======== Material supplied

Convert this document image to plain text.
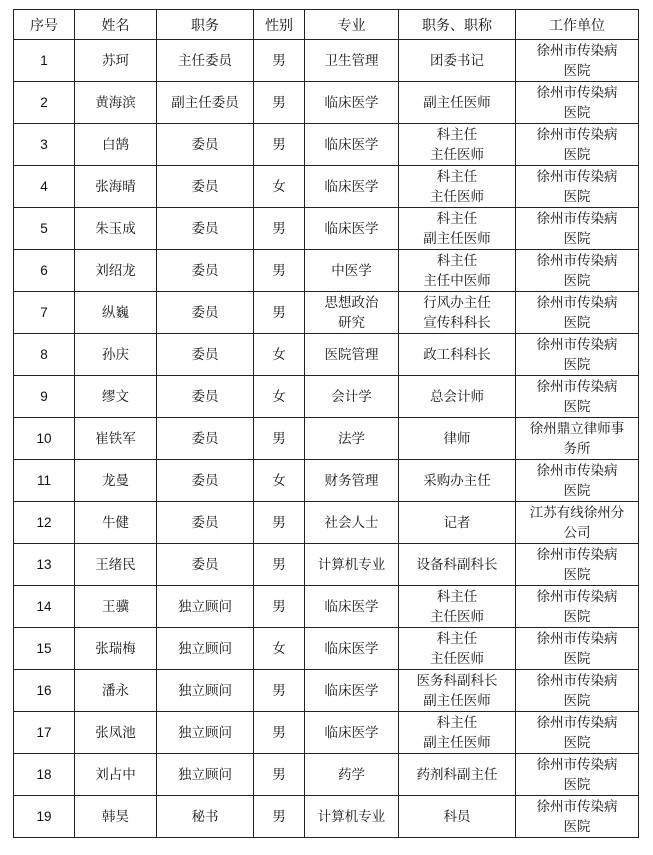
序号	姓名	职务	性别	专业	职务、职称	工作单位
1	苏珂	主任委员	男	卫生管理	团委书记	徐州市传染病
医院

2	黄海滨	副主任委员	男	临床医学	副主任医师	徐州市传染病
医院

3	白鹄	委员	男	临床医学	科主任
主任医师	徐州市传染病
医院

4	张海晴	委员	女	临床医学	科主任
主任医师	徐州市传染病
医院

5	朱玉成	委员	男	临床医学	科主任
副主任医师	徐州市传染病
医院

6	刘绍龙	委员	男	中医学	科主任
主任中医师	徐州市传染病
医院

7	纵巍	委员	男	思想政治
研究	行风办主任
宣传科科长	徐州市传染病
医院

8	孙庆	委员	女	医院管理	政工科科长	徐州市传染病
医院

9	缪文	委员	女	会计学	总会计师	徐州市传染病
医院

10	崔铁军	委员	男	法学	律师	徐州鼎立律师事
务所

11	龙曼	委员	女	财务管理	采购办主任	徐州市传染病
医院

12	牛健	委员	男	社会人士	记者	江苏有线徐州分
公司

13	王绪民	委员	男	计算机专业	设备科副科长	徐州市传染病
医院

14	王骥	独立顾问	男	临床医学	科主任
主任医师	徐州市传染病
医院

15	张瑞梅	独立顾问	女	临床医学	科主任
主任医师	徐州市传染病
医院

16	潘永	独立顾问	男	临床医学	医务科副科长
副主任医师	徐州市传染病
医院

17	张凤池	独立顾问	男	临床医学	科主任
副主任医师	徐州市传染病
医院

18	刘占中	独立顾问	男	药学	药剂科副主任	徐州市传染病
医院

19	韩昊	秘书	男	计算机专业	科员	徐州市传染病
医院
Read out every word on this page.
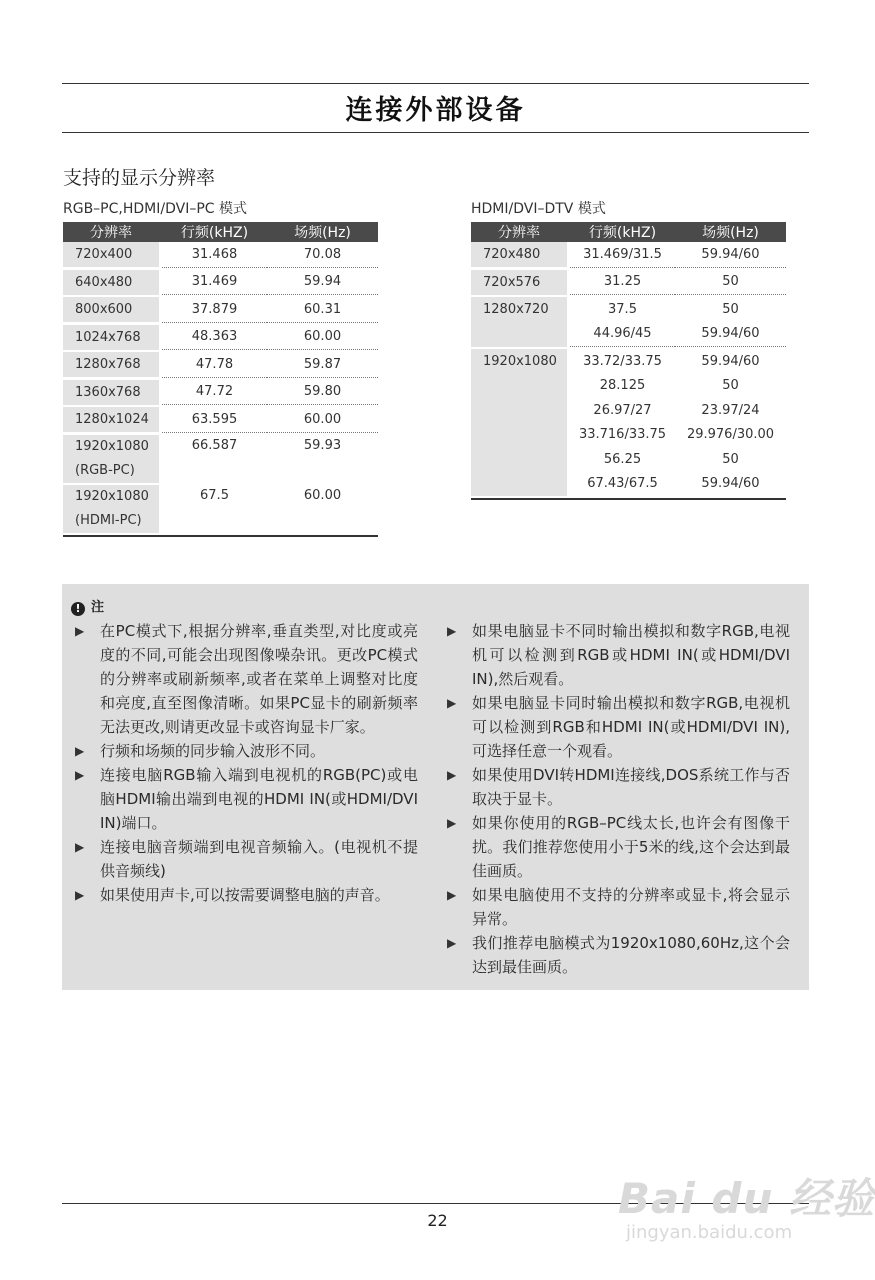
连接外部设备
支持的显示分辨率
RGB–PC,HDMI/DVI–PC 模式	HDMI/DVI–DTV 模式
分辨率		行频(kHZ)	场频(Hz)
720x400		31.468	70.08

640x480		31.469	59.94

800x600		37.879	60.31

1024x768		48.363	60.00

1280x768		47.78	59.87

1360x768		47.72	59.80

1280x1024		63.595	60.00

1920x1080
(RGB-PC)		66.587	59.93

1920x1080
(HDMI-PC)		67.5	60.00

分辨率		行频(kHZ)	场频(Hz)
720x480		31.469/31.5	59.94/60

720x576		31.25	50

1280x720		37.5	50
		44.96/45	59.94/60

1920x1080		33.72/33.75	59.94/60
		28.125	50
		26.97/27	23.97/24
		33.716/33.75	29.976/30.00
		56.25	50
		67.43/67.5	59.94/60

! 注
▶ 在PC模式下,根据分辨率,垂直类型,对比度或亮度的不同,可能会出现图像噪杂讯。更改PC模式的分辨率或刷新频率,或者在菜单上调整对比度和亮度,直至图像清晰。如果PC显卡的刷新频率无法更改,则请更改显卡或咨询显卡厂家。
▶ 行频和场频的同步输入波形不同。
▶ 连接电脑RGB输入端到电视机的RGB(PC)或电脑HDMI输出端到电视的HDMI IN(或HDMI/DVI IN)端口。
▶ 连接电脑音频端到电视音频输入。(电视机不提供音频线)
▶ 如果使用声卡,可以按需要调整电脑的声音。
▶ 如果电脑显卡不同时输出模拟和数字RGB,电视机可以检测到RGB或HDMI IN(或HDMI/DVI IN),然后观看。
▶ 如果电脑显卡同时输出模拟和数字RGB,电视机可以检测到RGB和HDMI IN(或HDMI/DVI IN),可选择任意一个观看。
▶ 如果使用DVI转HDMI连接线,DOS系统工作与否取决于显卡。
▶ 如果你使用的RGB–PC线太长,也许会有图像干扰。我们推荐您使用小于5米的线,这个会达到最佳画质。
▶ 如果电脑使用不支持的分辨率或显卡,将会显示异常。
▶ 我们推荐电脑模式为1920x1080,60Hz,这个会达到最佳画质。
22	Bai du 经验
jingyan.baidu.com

================
======== Material supplied

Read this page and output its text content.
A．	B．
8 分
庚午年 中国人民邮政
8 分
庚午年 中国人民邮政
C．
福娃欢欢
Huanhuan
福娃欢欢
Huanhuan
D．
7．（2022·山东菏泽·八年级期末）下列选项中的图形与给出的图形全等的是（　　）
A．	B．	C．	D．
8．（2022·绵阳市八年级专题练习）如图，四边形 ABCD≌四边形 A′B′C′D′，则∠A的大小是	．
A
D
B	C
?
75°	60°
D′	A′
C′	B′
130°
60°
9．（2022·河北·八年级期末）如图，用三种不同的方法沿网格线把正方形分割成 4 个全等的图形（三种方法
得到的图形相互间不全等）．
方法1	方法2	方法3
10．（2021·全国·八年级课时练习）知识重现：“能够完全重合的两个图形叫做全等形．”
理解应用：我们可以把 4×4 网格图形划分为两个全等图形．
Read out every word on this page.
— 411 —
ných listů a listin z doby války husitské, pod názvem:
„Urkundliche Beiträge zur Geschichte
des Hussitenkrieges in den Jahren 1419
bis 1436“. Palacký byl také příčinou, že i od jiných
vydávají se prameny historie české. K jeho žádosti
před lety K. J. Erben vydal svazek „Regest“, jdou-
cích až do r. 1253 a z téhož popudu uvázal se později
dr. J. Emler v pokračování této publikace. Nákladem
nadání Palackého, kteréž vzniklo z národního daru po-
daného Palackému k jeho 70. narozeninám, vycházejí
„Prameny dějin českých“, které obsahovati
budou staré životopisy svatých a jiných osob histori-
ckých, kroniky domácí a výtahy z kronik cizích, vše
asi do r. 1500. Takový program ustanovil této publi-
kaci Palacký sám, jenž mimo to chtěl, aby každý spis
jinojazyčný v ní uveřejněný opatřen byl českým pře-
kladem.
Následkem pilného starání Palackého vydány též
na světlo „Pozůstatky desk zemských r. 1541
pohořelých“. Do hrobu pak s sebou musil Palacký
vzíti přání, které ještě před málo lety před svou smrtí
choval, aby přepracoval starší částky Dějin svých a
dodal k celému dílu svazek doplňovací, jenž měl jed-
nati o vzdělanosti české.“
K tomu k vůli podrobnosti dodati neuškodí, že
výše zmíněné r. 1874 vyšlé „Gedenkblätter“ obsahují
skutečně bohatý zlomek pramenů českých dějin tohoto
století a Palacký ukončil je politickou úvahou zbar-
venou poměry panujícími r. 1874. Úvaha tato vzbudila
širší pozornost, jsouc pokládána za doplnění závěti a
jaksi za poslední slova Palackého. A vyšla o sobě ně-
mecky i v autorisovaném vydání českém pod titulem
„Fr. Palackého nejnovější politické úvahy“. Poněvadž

================
======== Material supplied

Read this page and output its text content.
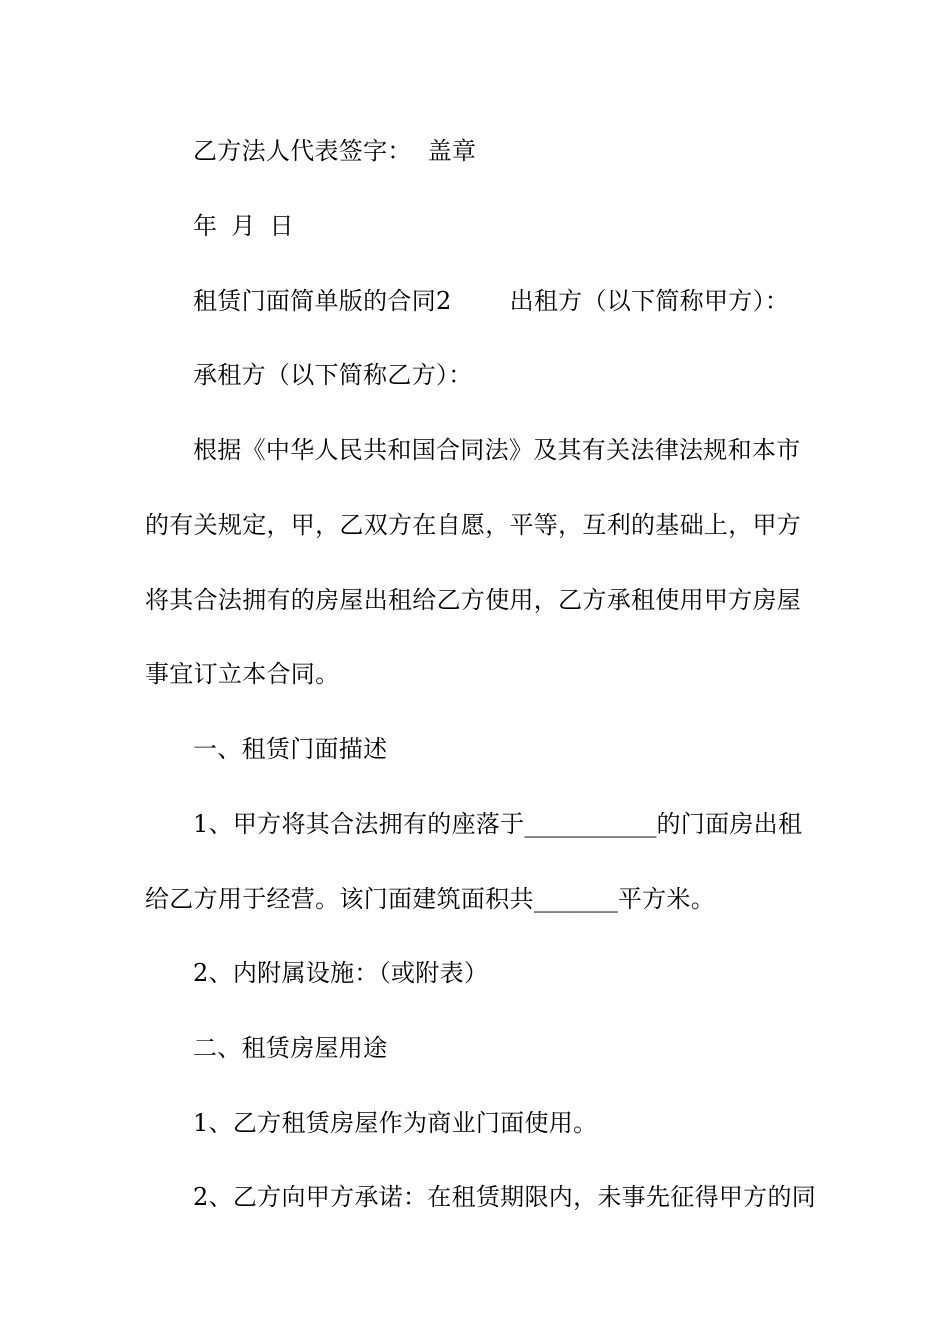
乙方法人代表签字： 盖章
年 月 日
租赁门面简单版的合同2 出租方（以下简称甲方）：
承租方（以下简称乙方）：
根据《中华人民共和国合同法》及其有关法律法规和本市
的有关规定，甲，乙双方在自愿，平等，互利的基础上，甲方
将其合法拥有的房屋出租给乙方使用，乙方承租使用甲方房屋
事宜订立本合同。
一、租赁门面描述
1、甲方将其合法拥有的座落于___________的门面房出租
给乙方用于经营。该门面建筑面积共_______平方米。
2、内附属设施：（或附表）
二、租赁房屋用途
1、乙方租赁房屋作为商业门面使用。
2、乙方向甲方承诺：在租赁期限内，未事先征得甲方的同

================

— Instruction —
Check each line of the data above for the word "八年级期末" and say how many lines have it. Give the number alone.

— Written reply —
2